STATED GOAL:
Word for word, print each line of the listing below; pictures stay out.

-- START DATA ENTRIES --

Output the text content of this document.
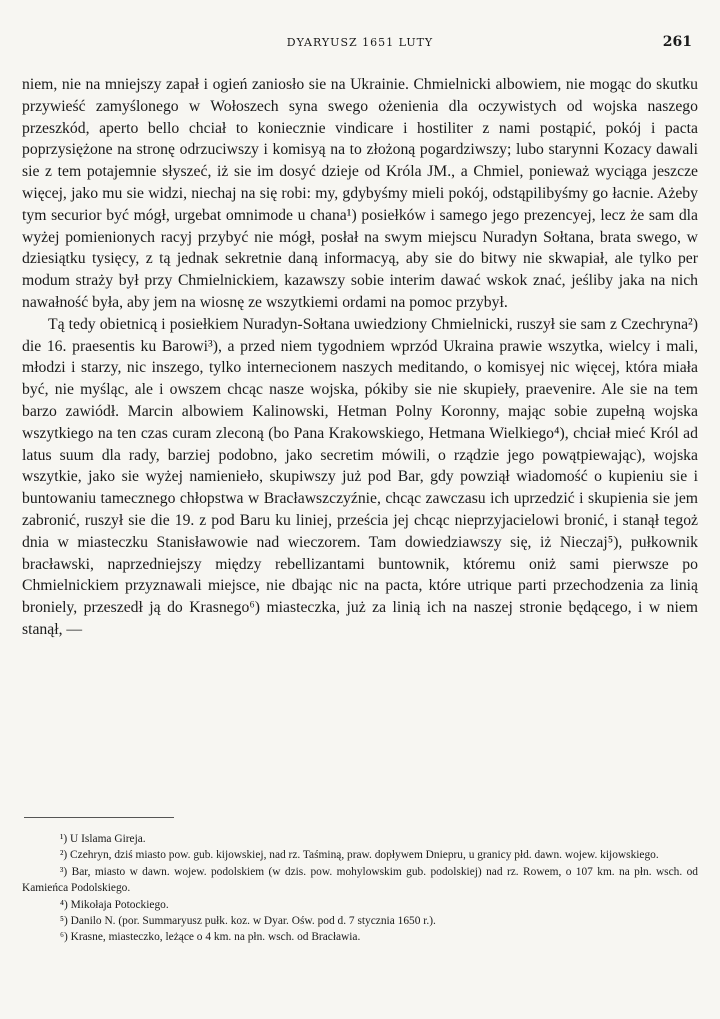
DYARYUSZ 1651 LUTY	261

niem, nie na mniejszy zapał i ogień zaniosło sie na Ukrainie. Chmielnicki albowiem, nie mogąc do skutku przywieść zamyślonego w Wołoszech syna swego ożenienia dla oczywistych od wojska naszego przeszkód, aperto bello chciał to koniecznie vindicare i hostiliter z nami postąpić, pokój i pacta poprzysiężone na stronę odrzuciwszy i komisyą na to złożoną pogardziwszy; lubo starynni Kozacy dawali sie z tem potajemnie słyszeć, iż sie im dosyć dzieje od Króla JM., a Chmiel, ponieważ wyciąga jeszcze więcej, jako mu sie widzi, niechaj na się robi: my, gdybyśmy mieli pokój, odstąpilibyśmy go łacnie. Ażeby tym securior być mógł, urgebat omnimode u chana¹) posiełków i samego jego prezencyej, lecz że sam dla wyżej pomienionych racyj przybyć nie mógł, posłał na swym miejscu Nuradyn Sołtana, brata swego, w dziesiątku tysięcy, z tą jednak sekretnie daną informacyą, aby sie do bitwy nie skwapiał, ale tylko per modum straży był przy Chmielnickiem, kazawszy sobie interim dawać wskok znać, jeśliby jaka na nich nawałność była, aby jem na wiosnę ze wszytkiemi ordami na pomoc przybył.

Tą tedy obietnicą i posiełkiem Nuradyn-Sołtana uwiedziony Chmielnicki, ruszył sie sam z Czechryna²) die 16. praesentis ku Barowi³), a przed niem tygodniem wprzód Ukraina prawie wszytka, wielcy i mali, młodzi i starzy, nic inszego, tylko internecionem naszych meditando, o komisyej nic więcej, która miała być, nie myśląc, ale i owszem chcąc nasze wojska, pókiby sie nie skupieły, praevenire. Ale sie na tem barzo zawiódł. Marcin albowiem Kalinowski, Hetman Polny Koronny, mając sobie zupełną wojska wszytkiego na ten czas curam zleconą (bo Pana Krakowskiego, Hetmana Wielkiego⁴), chciał mieć Król ad latus suum dla rady, barziej podobno, jako secretim mówili, o rządzie jego powątpiewając), wojska wszytkie, jako sie wyżej namienieło, skupiwszy już pod Bar, gdy powziął wiadomość o kupieniu sie i buntowaniu tamecznego chłopstwa w Bracławszczyźnie, chcąc zawczasu ich uprzedzić i skupienia sie jem zabronić, ruszył sie die 19. z pod Baru ku liniej, prześcia jej chcąc nieprzyjacielowi bronić, i stanął tegoż dnia w miasteczku Stanisławowie nad wieczorem. Tam dowiedziawszy się, iż Nieczaj⁵), pułkownik bracławski, naprzedniejszy między rebellizantami buntownik, któremu oniż sami pierwsze po Chmielnickiem przyznawali miejsce, nie dbając nic na pacta, które utrique parti przechodzenia za linią broniely, przeszedł ją do Krasnego⁶) miasteczka, już za linią ich na naszej stronie będącego, i w niem stanął, —

¹) U Islama Gireja.

²) Czehryn, dziś miasto pow. gub. kijowskiej, nad rz. Taśminą, praw. dopływem Dniepru, u granicy płd. dawn. wojew. kijowskiego.

³) Bar, miasto w dawn. wojew. podolskiem (w dzis. pow. mohylowskim gub. podolskiej) nad rz. Rowem, o 107 km. na płn. wsch. od Kamieńca Podolskiego.

⁴) Mikołaja Potockiego.

⁵) Danilo N. (por. Summaryusz pułk. koz. w Dyar. Ośw. pod d. 7 stycznia 1650 r.).

⁶) Krasne, miasteczko, leżące o 4 km. na płn. wsch. od Bracławia.
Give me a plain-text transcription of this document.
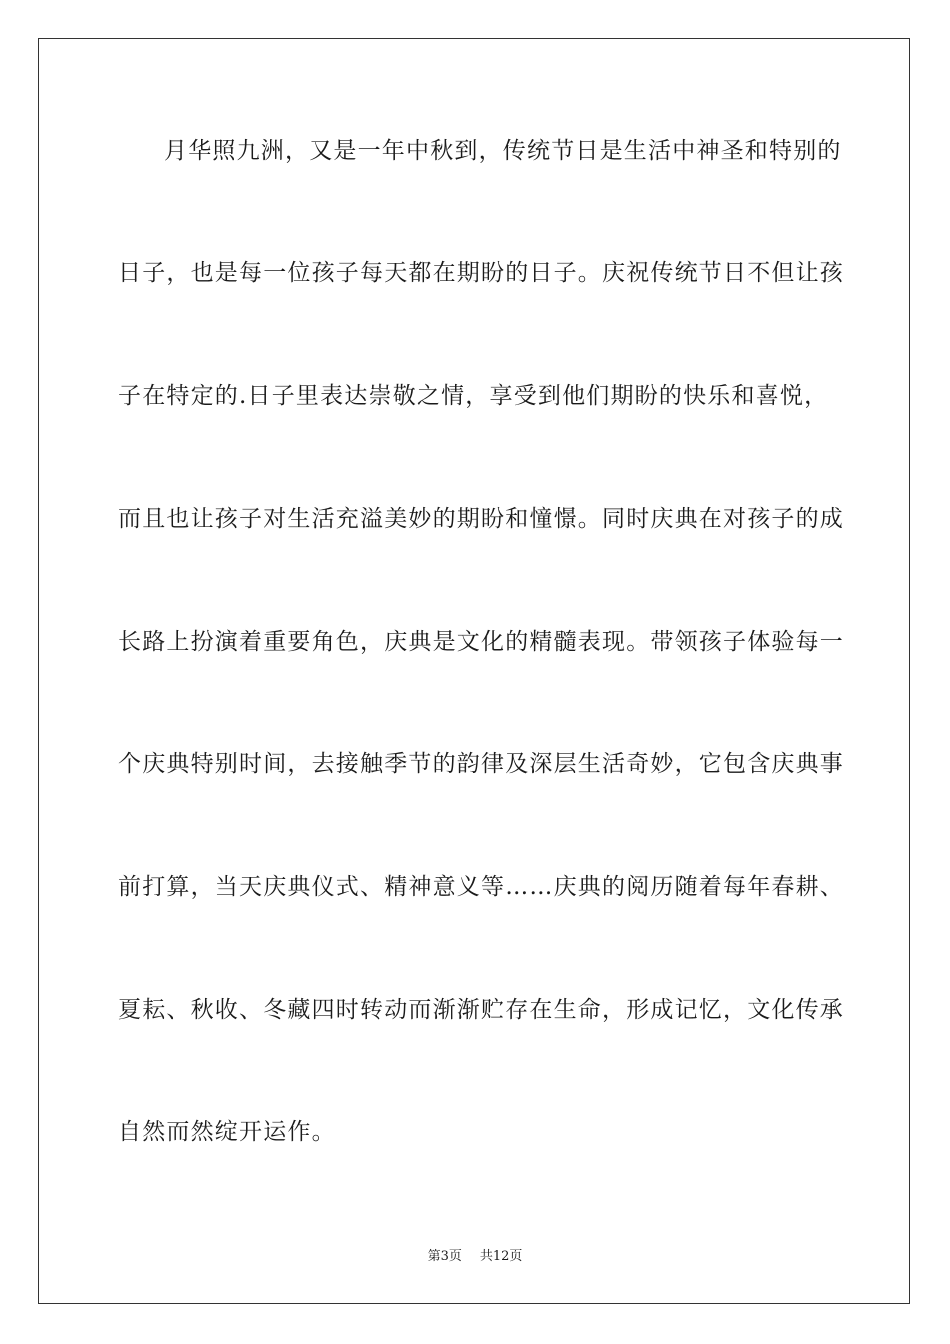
月华照九洲，又是一年中秋到，传统节日是生活中神圣和特别的
日子，也是每一位孩子每天都在期盼的日子。庆祝传统节日不但让孩
子在特定的.日子里表达崇敬之情，享受到他们期盼的快乐和喜悦，
而且也让孩子对生活充溢美妙的期盼和憧憬。同时庆典在对孩子的成
长路上扮演着重要角色，庆典是文化的精髓表现。带领孩子体验每一
个庆典特别时间，去接触季节的韵律及深层生活奇妙，它包含庆典事
前打算，当天庆典仪式、精神意义等……庆典的阅历随着每年春耕、
夏耘、秋收、冬藏四时转动而渐渐贮存在生命，形成记忆，文化传承
自然而然绽开运作。
第3页 共12页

-- END DATA ENTRIES --

OUTPUT OF THE EXERCISE:
Output the text content of this document.
DYARYUSZ 1651 LUTY	261

niem, nie na mniejszy zapał i ogień zaniosło sie na Ukrainie. Chmielnicki albowiem, nie mogąc do skutku przywieść zamyślonego w Wołoszech syna swego ożenienia dla oczywistych od wojska naszego przeszkód, aperto bello chciał to koniecznie vindicare i hostiliter z nami postąpić, pokój i pacta poprzysiężone na stronę odrzuciwszy i komisyą na to złożoną pogardziwszy; lubo starynni Kozacy dawali sie z tem potajemnie słyszeć, iż sie im dosyć dzieje od Króla JM., a Chmiel, ponieważ wyciąga jeszcze więcej, jako mu sie widzi, niechaj na się robi: my, gdybyśmy mieli pokój, odstąpilibyśmy go łacnie. Ażeby tym securior być mógł, urgebat omnimode u chana¹) posiełków i samego jego prezencyej, lecz że sam dla wyżej pomienionych racyj przybyć nie mógł, posłał na swym miejscu Nuradyn Sołtana, brata swego, w dziesiątku tysięcy, z tą jednak sekretnie daną informacyą, aby sie do bitwy nie skwapiał, ale tylko per modum straży był przy Chmielnickiem, kazawszy sobie interim dawać wskok znać, jeśliby jaka na nich nawałność była, aby jem na wiosnę ze wszytkiemi ordami na pomoc przybył.

Tą tedy obietnicą i posiełkiem Nuradyn-Sołtana uwiedziony Chmielnicki, ruszył sie sam z Czechryna²) die 16. praesentis ku Barowi³), a przed niem tygodniem wprzód Ukraina prawie wszytka, wielcy i mali, młodzi i starzy, nic inszego, tylko internecionem naszych meditando, o komisyej nic więcej, która miała być, nie myśląc, ale i owszem chcąc nasze wojska, pókiby sie nie skupieły, praevenire. Ale sie na tem barzo zawiódł. Marcin albowiem Kalinowski, Hetman Polny Koronny, mając sobie zupełną wojska wszytkiego na ten czas curam zleconą (bo Pana Krakowskiego, Hetmana Wielkiego⁴), chciał mieć Król ad latus suum dla rady, barziej podobno, jako secretim mówili, o rządzie jego powątpiewając), wojska wszytkie, jako sie wyżej namienieło, skupiwszy już pod Bar, gdy powziął wiadomość o kupieniu sie i buntowaniu tamecznego chłopstwa w Bracławszczyźnie, chcąc zawczasu ich uprzedzić i skupienia sie jem zabronić, ruszył sie die 19. z pod Baru ku liniej, prześcia jej chcąc nieprzyjacielowi bronić, i stanął tegoż dnia w miasteczku Stanisławowie nad wieczorem. Tam dowiedziawszy się, iż Nieczaj⁵), pułkownik bracławski, naprzedniejszy między rebellizantami buntownik, któremu oniż sami pierwsze po Chmielnickiem przyznawali miejsce, nie dbając nic na pacta, które utrique parti przechodzenia za linią broniely, przeszedł ją do Krasnego⁶) miasteczka, już za linią ich na naszej stronie będącego, i w niem stanął, —

¹) U Islama Gireja.

²) Czehryn, dziś miasto pow. gub. kijowskiej, nad rz. Taśminą, praw. dopływem Dniepru, u granicy płd. dawn. wojew. kijowskiego.

³) Bar, miasto w dawn. wojew. podolskiem (w dzis. pow. mohylowskim gub. podolskiej) nad rz. Rowem, o 107 km. na płn. wsch. od Kamieńca Podolskiego.

⁴) Mikołaja Potockiego.

⁵) Danilo N. (por. Summaryusz pułk. koz. w Dyar. Ośw. pod d. 7 stycznia 1650 r.).

⁶) Krasne, miasteczko, leżące o 4 km. na płn. wsch. od Bracławia.
Give me a plain-text transcription of this document.
月华照九洲，又是一年中秋到，传统节日是生活中神圣和特别的
日子，也是每一位孩子每天都在期盼的日子。庆祝传统节日不但让孩
子在特定的.日子里表达崇敬之情，享受到他们期盼的快乐和喜悦，
而且也让孩子对生活充溢美妙的期盼和憧憬。同时庆典在对孩子的成
长路上扮演着重要角色，庆典是文化的精髓表现。带领孩子体验每一
个庆典特别时间，去接触季节的韵律及深层生活奇妙，它包含庆典事
前打算，当天庆典仪式、精神意义等……庆典的阅历随着每年春耕、
夏耘、秋收、冬藏四时转动而渐渐贮存在生命，形成记忆，文化传承
自然而然绽开运作。
第3页 共12页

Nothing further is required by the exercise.